**TASK BRIEF**. Copy each line exactly. Leave nothing out.

**PROVIDED INFORMATION**.

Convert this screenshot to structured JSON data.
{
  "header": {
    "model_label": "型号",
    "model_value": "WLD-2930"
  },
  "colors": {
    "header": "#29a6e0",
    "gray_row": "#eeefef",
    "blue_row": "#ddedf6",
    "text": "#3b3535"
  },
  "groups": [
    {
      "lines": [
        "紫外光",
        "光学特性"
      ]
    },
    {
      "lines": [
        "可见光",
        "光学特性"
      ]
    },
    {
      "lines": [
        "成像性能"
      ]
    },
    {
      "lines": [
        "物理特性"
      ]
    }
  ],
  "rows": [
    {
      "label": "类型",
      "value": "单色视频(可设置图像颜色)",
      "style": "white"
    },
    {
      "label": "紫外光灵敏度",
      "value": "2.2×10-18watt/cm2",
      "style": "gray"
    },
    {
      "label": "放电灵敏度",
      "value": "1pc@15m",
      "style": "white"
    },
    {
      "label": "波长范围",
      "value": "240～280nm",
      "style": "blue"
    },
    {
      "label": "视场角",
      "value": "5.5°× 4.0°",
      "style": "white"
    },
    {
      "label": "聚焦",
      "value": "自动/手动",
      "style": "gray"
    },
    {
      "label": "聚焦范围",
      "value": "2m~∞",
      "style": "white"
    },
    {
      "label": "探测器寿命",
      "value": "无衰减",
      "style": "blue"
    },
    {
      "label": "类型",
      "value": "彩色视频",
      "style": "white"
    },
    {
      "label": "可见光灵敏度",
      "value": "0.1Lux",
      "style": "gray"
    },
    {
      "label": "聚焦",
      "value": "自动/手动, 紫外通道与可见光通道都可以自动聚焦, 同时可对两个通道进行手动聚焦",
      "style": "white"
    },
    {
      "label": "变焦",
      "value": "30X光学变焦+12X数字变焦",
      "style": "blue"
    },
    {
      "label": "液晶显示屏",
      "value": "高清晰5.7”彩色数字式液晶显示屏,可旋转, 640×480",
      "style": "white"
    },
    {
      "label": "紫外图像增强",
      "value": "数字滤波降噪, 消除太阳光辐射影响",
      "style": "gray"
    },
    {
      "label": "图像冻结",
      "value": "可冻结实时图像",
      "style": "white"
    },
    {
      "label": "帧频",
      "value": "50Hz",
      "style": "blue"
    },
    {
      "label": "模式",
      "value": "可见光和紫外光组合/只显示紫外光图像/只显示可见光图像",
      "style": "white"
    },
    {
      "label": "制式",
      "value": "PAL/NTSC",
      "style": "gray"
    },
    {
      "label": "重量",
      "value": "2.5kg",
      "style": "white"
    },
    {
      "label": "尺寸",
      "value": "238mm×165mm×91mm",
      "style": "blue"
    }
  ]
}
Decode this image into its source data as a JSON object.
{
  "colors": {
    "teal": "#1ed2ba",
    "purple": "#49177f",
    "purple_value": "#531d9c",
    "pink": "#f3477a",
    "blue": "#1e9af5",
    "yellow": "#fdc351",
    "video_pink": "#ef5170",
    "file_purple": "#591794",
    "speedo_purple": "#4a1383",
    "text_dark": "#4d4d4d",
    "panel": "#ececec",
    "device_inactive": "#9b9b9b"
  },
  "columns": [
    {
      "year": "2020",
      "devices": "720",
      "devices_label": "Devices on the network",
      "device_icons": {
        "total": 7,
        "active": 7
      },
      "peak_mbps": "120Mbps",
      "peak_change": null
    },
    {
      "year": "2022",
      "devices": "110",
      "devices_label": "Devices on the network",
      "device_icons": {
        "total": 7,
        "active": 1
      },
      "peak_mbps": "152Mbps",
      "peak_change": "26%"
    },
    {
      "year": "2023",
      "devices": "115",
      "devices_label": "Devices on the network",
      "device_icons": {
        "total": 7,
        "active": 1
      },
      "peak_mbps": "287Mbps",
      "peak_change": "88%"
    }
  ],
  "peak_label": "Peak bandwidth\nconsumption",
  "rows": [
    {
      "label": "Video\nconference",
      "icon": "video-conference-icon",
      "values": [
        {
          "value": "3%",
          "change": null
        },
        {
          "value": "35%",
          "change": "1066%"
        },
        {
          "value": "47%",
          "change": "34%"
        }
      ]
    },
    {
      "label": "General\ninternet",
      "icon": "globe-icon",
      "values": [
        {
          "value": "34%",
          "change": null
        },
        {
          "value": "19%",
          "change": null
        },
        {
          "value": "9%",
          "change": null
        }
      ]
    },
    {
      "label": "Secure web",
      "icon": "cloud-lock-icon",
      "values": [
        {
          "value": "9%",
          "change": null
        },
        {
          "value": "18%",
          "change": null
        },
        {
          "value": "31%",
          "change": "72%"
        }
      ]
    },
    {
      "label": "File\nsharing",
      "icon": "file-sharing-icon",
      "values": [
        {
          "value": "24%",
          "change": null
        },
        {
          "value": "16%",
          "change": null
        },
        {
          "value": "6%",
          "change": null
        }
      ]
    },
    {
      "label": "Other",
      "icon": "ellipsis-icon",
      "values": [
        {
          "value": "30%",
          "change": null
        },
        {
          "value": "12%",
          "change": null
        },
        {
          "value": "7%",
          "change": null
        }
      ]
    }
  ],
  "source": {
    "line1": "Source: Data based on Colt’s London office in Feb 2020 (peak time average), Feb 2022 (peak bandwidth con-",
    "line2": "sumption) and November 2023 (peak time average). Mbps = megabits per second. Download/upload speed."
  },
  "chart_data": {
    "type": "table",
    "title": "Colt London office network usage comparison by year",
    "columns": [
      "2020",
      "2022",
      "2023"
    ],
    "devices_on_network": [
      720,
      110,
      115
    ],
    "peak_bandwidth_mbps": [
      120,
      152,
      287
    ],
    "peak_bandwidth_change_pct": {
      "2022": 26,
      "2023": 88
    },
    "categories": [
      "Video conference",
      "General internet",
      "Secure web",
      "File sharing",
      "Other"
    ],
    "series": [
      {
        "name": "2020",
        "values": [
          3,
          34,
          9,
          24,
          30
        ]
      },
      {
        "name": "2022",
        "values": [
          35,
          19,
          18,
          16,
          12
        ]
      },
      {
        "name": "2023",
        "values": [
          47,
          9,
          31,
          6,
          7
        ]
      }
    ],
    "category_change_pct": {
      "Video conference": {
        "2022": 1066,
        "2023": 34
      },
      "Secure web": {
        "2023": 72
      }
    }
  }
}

**WRITTEN SOLUTION**.
Convert this screenshot to structured JSON data.
{
  "header": {
    "model_label": "型号",
    "model_value": "WLD-2930"
  },
  "colors": {
    "header": "#29a6e0",
    "gray_row": "#eeefef",
    "blue_row": "#ddedf6",
    "text": "#3b3535"
  },
  "groups": [
    {
      "lines": [
        "紫外光",
        "光学特性"
      ]
    },
    {
      "lines": [
        "可见光",
        "光学特性"
      ]
    },
    {
      "lines": [
        "成像性能"
      ]
    },
    {
      "lines": [
        "物理特性"
      ]
    }
  ],
  "rows": [
    {
      "label": "类型",
      "value": "单色视频(可设置图像颜色)",
      "style": "white"
    },
    {
      "label": "紫外光灵敏度",
      "value": "2.2×10-18watt/cm2",
      "style": "gray"
    },
    {
      "label": "放电灵敏度",
      "value": "1pc@15m",
      "style": "white"
    },
    {
      "label": "波长范围",
      "value": "240～280nm",
      "style": "blue"
    },
    {
      "label": "视场角",
      "value": "5.5°× 4.0°",
      "style": "white"
    },
    {
      "label": "聚焦",
      "value": "自动/手动",
      "style": "gray"
    },
    {
      "label": "聚焦范围",
      "value": "2m~∞",
      "style": "white"
    },
    {
      "label": "探测器寿命",
      "value": "无衰减",
      "style": "blue"
    },
    {
      "label": "类型",
      "value": "彩色视频",
      "style": "white"
    },
    {
      "label": "可见光灵敏度",
      "value": "0.1Lux",
      "style": "gray"
    },
    {
      "label": "聚焦",
      "value": "自动/手动, 紫外通道与可见光通道都可以自动聚焦, 同时可对两个通道进行手动聚焦",
      "style": "white"
    },
    {
      "label": "变焦",
      "value": "30X光学变焦+12X数字变焦",
      "style": "blue"
    },
    {
      "label": "液晶显示屏",
      "value": "高清晰5.7”彩色数字式液晶显示屏,可旋转, 640×480",
      "style": "white"
    },
    {
      "label": "紫外图像增强",
      "value": "数字滤波降噪, 消除太阳光辐射影响",
      "style": "gray"
    },
    {
      "label": "图像冻结",
      "value": "可冻结实时图像",
      "style": "white"
    },
    {
      "label": "帧频",
      "value": "50Hz",
      "style": "blue"
    },
    {
      "label": "模式",
      "value": "可见光和紫外光组合/只显示紫外光图像/只显示可见光图像",
      "style": "white"
    },
    {
      "label": "制式",
      "value": "PAL/NTSC",
      "style": "gray"
    },
    {
      "label": "重量",
      "value": "2.5kg",
      "style": "white"
    },
    {
      "label": "尺寸",
      "value": "238mm×165mm×91mm",
      "style": "blue"
    }
  ]
}
Decode this image into its source data as a JSON object.
{
  "colors": {
    "teal": "#1ed2ba",
    "purple": "#49177f",
    "purple_value": "#531d9c",
    "pink": "#f3477a",
    "blue": "#1e9af5",
    "yellow": "#fdc351",
    "video_pink": "#ef5170",
    "file_purple": "#591794",
    "speedo_purple": "#4a1383",
    "text_dark": "#4d4d4d",
    "panel": "#ececec",
    "device_inactive": "#9b9b9b"
  },
  "columns": [
    {
      "year": "2020",
      "devices": "720",
      "devices_label": "Devices on the network",
      "device_icons": {
        "total": 7,
        "active": 7
      },
      "peak_mbps": "120Mbps",
      "peak_change": null
    },
    {
      "year": "2022",
      "devices": "110",
      "devices_label": "Devices on the network",
      "device_icons": {
        "total": 7,
        "active": 1
      },
      "peak_mbps": "152Mbps",
      "peak_change": "26%"
    },
    {
      "year": "2023",
      "devices": "115",
      "devices_label": "Devices on the network",
      "device_icons": {
        "total": 7,
        "active": 1
      },
      "peak_mbps": "287Mbps",
      "peak_change": "88%"
    }
  ],
  "peak_label": "Peak bandwidth\nconsumption",
  "rows": [
    {
      "label": "Video\nconference",
      "icon": "video-conference-icon",
      "values": [
        {
          "value": "3%",
          "change": null
        },
        {
          "value": "35%",
          "change": "1066%"
        },
        {
          "value": "47%",
          "change": "34%"
        }
      ]
    },
    {
      "label": "General\ninternet",
      "icon": "globe-icon",
      "values": [
        {
          "value": "34%",
          "change": null
        },
        {
          "value": "19%",
          "change": null
        },
        {
          "value": "9%",
          "change": null
        }
      ]
    },
    {
      "label": "Secure web",
      "icon": "cloud-lock-icon",
      "values": [
        {
          "value": "9%",
          "change": null
        },
        {
          "value": "18%",
          "change": null
        },
        {
          "value": "31%",
          "change": "72%"
        }
      ]
    },
    {
      "label": "File\nsharing",
      "icon": "file-sharing-icon",
      "values": [
        {
          "value": "24%",
          "change": null
        },
        {
          "value": "16%",
          "change": null
        },
        {
          "value": "6%",
          "change": null
        }
      ]
    },
    {
      "label": "Other",
      "icon": "ellipsis-icon",
      "values": [
        {
          "value": "30%",
          "change": null
        },
        {
          "value": "12%",
          "change": null
        },
        {
          "value": "7%",
          "change": null
        }
      ]
    }
  ],
  "source": {
    "line1": "Source: Data based on Colt’s London office in Feb 2020 (peak time average), Feb 2022 (peak bandwidth con-",
    "line2": "sumption) and November 2023 (peak time average). Mbps = megabits per second. Download/upload speed."
  },
  "chart_data": {
    "type": "table",
    "title": "Colt London office network usage comparison by year",
    "columns": [
      "2020",
      "2022",
      "2023"
    ],
    "devices_on_network": [
      720,
      110,
      115
    ],
    "peak_bandwidth_mbps": [
      120,
      152,
      287
    ],
    "peak_bandwidth_change_pct": {
      "2022": 26,
      "2023": 88
    },
    "categories": [
      "Video conference",
      "General internet",
      "Secure web",
      "File sharing",
      "Other"
    ],
    "series": [
      {
        "name": "2020",
        "values": [
          3,
          34,
          9,
          24,
          30
        ]
      },
      {
        "name": "2022",
        "values": [
          35,
          19,
          18,
          16,
          12
        ]
      },
      {
        "name": "2023",
        "values": [
          47,
          9,
          31,
          6,
          7
        ]
      }
    ],
    "category_change_pct": {
      "Video conference": {
        "2022": 1066,
        "2023": 34
      },
      "Secure web": {
        "2023": 72
      }
    }
  }
}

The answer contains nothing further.